▶ _Problem to solve_
Separate out the lines that hold "Report".

▶ _Given records_
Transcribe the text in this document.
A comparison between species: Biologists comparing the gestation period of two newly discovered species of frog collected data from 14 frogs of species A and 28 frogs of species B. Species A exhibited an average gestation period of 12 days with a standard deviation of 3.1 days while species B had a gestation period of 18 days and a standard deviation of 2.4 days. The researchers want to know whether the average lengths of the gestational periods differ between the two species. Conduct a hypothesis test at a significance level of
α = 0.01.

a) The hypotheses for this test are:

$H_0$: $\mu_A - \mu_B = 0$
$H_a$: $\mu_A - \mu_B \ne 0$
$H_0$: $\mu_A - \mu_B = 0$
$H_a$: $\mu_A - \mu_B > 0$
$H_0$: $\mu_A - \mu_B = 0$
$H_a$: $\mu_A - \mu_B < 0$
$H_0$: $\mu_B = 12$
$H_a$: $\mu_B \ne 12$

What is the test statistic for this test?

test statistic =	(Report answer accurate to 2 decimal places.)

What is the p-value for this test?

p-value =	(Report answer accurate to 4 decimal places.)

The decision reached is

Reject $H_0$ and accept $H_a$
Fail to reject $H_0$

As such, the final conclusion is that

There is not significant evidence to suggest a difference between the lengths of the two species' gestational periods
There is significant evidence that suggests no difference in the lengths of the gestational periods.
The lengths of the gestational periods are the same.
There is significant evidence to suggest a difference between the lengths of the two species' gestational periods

▶ _Exercise result_
test statistic =	(Report answer accurate to 2 decimal places.)
p-value =	(Report answer accurate to 4 decimal places.)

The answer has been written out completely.